Excerpt from a dataset
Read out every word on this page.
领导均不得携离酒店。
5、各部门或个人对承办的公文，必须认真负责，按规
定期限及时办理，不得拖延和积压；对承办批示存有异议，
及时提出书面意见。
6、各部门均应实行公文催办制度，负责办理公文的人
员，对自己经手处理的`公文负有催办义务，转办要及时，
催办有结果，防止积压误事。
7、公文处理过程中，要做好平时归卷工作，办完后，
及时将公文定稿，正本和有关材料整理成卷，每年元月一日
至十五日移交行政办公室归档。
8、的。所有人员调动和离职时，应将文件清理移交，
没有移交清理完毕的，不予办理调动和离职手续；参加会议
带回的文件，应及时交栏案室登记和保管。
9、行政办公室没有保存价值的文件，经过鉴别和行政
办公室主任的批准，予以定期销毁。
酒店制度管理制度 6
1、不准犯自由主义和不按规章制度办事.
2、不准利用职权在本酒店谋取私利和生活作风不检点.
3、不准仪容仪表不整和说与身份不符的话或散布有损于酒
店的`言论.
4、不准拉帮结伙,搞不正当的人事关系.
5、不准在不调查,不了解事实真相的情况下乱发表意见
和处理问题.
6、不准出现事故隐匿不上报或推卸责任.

* YOUR GOAL *
Return all of the entries exactly as they were supplied.

* ANSWER *
Read out every word on this page.
领导均不得携离酒店。
5、各部门或个人对承办的公文，必须认真负责，按规
定期限及时办理，不得拖延和积压；对承办批示存有异议，
及时提出书面意见。
6、各部门均应实行公文催办制度，负责办理公文的人
员，对自己经手处理的`公文负有催办义务，转办要及时，
催办有结果，防止积压误事。
7、公文处理过程中，要做好平时归卷工作，办完后，
及时将公文定稿，正本和有关材料整理成卷，每年元月一日
至十五日移交行政办公室归档。
8、的。所有人员调动和离职时，应将文件清理移交，
没有移交清理完毕的，不予办理调动和离职手续；参加会议
带回的文件，应及时交栏案室登记和保管。
9、行政办公室没有保存价值的文件，经过鉴别和行政
办公室主任的批准，予以定期销毁。
酒店制度管理制度 6
1、不准犯自由主义和不按规章制度办事.
2、不准利用职权在本酒店谋取私利和生活作风不检点.
3、不准仪容仪表不整和说与身份不符的话或散布有损于酒
店的`言论.
4、不准拉帮结伙,搞不正当的人事关系.
5、不准在不调查,不了解事实真相的情况下乱发表意见
和处理问题.
6、不准出现事故隐匿不上报或推卸责任.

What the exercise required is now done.